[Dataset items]
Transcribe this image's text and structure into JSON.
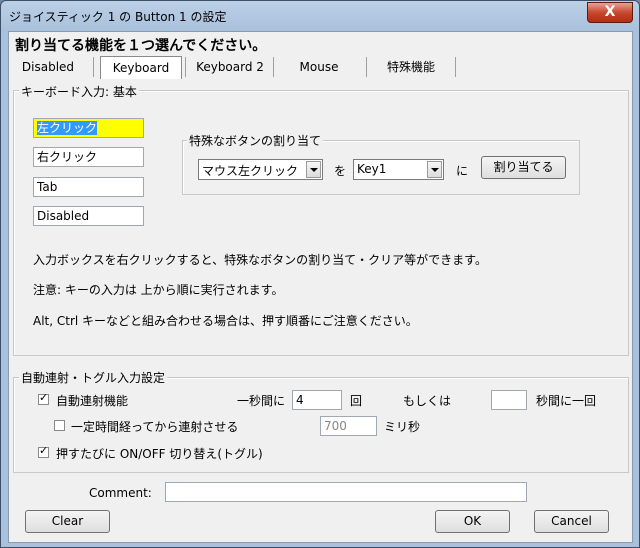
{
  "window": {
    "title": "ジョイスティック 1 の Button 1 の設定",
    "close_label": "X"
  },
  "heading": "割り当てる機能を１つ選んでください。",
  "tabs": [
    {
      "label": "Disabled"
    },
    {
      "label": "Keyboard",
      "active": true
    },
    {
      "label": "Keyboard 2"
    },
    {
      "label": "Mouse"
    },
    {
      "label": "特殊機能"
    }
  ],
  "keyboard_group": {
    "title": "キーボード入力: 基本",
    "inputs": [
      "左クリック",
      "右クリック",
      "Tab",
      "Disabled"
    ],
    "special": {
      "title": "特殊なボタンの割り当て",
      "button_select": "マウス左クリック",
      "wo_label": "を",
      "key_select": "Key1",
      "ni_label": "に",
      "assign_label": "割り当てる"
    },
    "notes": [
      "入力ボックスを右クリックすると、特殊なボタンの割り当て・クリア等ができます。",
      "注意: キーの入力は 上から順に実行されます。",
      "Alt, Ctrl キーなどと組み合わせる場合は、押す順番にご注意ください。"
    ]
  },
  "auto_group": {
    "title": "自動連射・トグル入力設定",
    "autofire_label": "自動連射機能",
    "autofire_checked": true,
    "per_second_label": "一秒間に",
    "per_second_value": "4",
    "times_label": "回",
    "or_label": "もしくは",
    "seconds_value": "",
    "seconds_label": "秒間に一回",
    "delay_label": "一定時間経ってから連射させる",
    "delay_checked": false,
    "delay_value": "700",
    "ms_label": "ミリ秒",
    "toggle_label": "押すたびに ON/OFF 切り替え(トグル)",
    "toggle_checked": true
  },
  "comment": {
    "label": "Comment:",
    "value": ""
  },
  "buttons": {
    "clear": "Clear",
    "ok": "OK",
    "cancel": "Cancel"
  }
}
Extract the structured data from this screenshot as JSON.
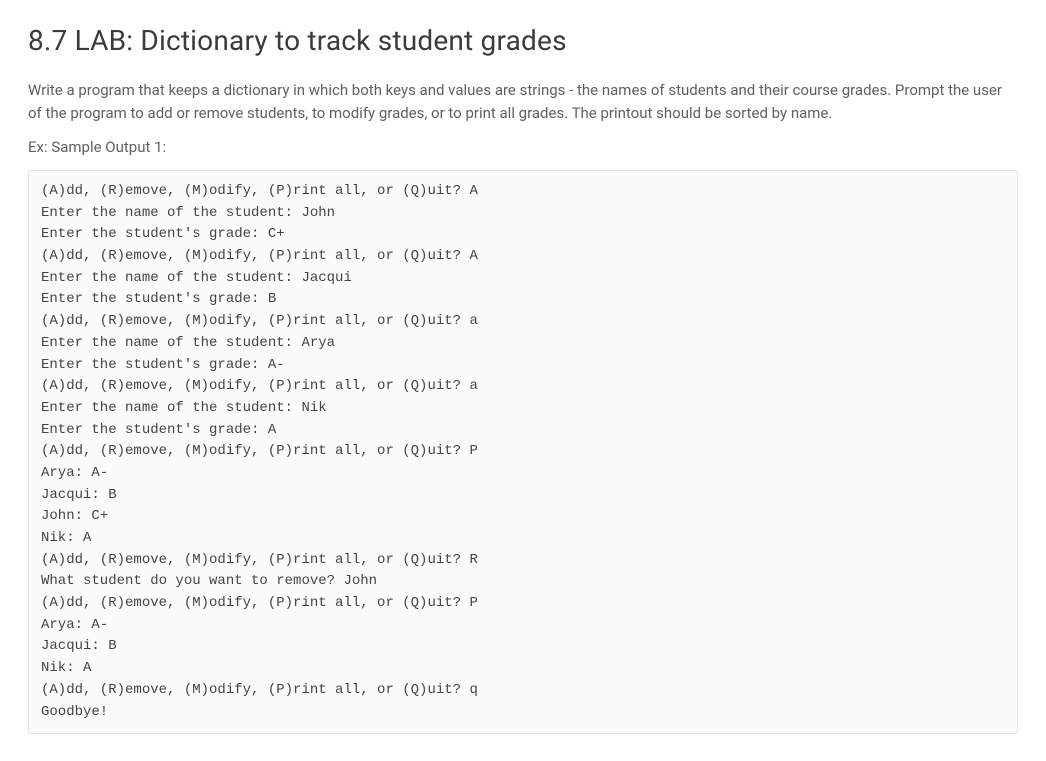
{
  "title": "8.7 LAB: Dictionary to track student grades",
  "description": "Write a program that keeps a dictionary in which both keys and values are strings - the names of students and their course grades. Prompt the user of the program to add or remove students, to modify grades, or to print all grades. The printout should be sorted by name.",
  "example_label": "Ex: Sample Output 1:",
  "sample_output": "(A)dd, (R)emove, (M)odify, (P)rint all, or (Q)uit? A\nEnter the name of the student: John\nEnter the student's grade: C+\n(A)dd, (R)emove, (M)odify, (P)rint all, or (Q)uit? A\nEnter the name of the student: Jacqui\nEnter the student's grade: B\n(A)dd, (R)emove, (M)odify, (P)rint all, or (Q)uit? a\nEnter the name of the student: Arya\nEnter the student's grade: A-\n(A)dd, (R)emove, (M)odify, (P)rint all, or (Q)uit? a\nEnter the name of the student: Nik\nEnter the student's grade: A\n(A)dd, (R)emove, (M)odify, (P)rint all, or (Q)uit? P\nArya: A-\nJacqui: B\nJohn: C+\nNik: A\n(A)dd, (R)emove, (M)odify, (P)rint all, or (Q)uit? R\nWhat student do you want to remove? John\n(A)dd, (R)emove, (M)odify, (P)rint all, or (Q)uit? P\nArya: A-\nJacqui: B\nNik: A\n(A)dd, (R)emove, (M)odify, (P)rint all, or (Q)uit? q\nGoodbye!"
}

INSTRUCTIONS FOR THE TASK
Please set down each line of the data above exactly as written, without the pictures.

ANSWER TO THE EXERCISE
Transcribe this image's text and structure into JSON.
{
  "window": {
    "title": "ジョイスティック 1 の Button 1 の設定",
    "close_label": "X"
  },
  "heading": "割り当てる機能を１つ選んでください。",
  "tabs": [
    {
      "label": "Disabled"
    },
    {
      "label": "Keyboard",
      "active": true
    },
    {
      "label": "Keyboard 2"
    },
    {
      "label": "Mouse"
    },
    {
      "label": "特殊機能"
    }
  ],
  "keyboard_group": {
    "title": "キーボード入力: 基本",
    "inputs": [
      "左クリック",
      "右クリック",
      "Tab",
      "Disabled"
    ],
    "special": {
      "title": "特殊なボタンの割り当て",
      "button_select": "マウス左クリック",
      "wo_label": "を",
      "key_select": "Key1",
      "ni_label": "に",
      "assign_label": "割り当てる"
    },
    "notes": [
      "入力ボックスを右クリックすると、特殊なボタンの割り当て・クリア等ができます。",
      "注意: キーの入力は 上から順に実行されます。",
      "Alt, Ctrl キーなどと組み合わせる場合は、押す順番にご注意ください。"
    ]
  },
  "auto_group": {
    "title": "自動連射・トグル入力設定",
    "autofire_label": "自動連射機能",
    "autofire_checked": true,
    "per_second_label": "一秒間に",
    "per_second_value": "4",
    "times_label": "回",
    "or_label": "もしくは",
    "seconds_value": "",
    "seconds_label": "秒間に一回",
    "delay_label": "一定時間経ってから連射させる",
    "delay_checked": false,
    "delay_value": "700",
    "ms_label": "ミリ秒",
    "toggle_label": "押すたびに ON/OFF 切り替え(トグル)",
    "toggle_checked": true
  },
  "comment": {
    "label": "Comment:",
    "value": ""
  },
  "buttons": {
    "clear": "Clear",
    "ok": "OK",
    "cancel": "Cancel"
  }
}
Extract the structured data from this screenshot as JSON.
{
  "title": "8.7 LAB: Dictionary to track student grades",
  "description": "Write a program that keeps a dictionary in which both keys and values are strings - the names of students and their course grades. Prompt the user of the program to add or remove students, to modify grades, or to print all grades. The printout should be sorted by name.",
  "example_label": "Ex: Sample Output 1:",
  "sample_output": "(A)dd, (R)emove, (M)odify, (P)rint all, or (Q)uit? A\nEnter the name of the student: John\nEnter the student's grade: C+\n(A)dd, (R)emove, (M)odify, (P)rint all, or (Q)uit? A\nEnter the name of the student: Jacqui\nEnter the student's grade: B\n(A)dd, (R)emove, (M)odify, (P)rint all, or (Q)uit? a\nEnter the name of the student: Arya\nEnter the student's grade: A-\n(A)dd, (R)emove, (M)odify, (P)rint all, or (Q)uit? a\nEnter the name of the student: Nik\nEnter the student's grade: A\n(A)dd, (R)emove, (M)odify, (P)rint all, or (Q)uit? P\nArya: A-\nJacqui: B\nJohn: C+\nNik: A\n(A)dd, (R)emove, (M)odify, (P)rint all, or (Q)uit? R\nWhat student do you want to remove? John\n(A)dd, (R)emove, (M)odify, (P)rint all, or (Q)uit? P\nArya: A-\nJacqui: B\nNik: A\n(A)dd, (R)emove, (M)odify, (P)rint all, or (Q)uit? q\nGoodbye!"
}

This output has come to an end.